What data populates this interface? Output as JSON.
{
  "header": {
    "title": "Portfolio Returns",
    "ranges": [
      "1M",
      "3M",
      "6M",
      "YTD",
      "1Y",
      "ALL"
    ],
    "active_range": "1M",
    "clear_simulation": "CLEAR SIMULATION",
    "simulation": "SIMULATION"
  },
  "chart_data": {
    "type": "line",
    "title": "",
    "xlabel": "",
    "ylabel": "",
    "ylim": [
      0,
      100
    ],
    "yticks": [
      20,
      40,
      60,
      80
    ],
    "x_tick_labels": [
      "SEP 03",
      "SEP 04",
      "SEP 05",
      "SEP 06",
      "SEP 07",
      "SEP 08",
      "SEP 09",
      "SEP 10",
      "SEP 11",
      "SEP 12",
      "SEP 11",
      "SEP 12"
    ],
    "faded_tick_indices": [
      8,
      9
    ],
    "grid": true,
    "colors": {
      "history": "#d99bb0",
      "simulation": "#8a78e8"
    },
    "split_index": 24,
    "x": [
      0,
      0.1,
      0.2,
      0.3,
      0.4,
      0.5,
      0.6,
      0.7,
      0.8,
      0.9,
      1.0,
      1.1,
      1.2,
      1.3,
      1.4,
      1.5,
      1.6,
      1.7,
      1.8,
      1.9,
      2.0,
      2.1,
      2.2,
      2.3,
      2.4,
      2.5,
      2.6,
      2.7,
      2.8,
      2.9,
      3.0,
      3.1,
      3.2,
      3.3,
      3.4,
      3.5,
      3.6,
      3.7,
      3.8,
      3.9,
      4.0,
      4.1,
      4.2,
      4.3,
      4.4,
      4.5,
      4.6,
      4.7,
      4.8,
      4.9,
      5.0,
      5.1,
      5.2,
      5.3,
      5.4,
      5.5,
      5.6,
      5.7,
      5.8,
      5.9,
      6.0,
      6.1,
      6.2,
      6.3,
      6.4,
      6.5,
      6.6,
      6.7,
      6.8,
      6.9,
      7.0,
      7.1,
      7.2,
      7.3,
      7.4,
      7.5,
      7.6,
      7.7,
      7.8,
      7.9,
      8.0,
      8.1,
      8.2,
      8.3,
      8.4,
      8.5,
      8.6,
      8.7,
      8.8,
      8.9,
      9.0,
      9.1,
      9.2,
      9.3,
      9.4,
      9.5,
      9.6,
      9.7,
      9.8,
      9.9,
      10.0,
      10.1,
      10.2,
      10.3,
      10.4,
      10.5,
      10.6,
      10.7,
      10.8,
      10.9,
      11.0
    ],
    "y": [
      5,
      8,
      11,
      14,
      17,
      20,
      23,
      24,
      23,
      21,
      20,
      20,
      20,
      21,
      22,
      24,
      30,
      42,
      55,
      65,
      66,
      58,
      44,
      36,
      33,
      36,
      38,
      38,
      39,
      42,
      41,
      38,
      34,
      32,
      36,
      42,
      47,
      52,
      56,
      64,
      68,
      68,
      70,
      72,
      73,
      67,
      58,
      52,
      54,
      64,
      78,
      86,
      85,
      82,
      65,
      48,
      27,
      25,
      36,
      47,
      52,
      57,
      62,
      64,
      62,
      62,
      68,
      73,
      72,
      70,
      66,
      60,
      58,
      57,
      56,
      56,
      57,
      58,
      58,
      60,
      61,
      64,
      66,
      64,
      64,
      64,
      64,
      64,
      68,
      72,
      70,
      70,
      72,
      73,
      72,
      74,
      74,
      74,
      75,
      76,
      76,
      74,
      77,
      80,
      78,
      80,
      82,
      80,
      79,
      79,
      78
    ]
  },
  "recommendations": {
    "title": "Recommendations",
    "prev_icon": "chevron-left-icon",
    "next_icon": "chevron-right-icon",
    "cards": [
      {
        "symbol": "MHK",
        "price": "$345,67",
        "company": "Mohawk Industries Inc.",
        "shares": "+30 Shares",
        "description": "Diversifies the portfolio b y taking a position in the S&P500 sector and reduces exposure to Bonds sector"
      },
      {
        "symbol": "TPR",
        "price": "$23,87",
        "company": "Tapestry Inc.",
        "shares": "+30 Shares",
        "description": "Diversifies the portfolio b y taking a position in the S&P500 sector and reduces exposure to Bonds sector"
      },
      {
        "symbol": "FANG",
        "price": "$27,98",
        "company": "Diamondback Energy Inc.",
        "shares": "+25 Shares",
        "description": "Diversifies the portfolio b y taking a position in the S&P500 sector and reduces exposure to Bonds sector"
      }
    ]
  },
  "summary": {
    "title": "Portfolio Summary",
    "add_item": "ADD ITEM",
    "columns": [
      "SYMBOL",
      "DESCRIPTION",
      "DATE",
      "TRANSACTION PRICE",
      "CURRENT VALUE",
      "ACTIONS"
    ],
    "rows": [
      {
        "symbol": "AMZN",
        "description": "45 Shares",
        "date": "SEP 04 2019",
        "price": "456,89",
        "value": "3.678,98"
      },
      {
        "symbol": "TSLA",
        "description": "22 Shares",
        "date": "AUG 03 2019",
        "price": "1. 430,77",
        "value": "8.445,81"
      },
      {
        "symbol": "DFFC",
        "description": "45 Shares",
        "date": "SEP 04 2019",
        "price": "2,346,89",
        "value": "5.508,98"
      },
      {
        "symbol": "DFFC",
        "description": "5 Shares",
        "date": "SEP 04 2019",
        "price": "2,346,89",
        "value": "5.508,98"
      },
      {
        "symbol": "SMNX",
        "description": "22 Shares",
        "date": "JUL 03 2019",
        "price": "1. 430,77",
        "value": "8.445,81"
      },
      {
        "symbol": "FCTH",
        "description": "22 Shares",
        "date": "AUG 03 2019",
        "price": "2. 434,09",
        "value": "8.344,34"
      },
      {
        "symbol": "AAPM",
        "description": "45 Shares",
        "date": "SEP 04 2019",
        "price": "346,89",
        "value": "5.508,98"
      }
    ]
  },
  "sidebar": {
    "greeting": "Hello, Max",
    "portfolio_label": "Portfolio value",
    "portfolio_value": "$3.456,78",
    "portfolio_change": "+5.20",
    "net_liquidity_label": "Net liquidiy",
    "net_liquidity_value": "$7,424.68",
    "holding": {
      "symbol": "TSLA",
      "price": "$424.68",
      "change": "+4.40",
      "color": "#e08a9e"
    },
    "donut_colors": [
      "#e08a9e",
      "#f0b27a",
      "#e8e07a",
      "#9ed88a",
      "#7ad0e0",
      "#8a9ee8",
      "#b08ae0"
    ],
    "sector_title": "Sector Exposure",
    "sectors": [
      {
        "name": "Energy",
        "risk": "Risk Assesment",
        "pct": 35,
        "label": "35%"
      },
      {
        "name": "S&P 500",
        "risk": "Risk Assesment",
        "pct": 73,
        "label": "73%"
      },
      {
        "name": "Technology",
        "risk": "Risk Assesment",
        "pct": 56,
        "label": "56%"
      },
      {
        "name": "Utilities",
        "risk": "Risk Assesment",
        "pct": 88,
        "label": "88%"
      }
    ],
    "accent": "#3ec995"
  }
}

.....

■ AIM: Return all lines of the material above in which the word "icon" occurs.

■ EXERCISE ANSWER:
    "prev_icon": "chevron-left-icon",
    "next_icon": "chevron-right-icon",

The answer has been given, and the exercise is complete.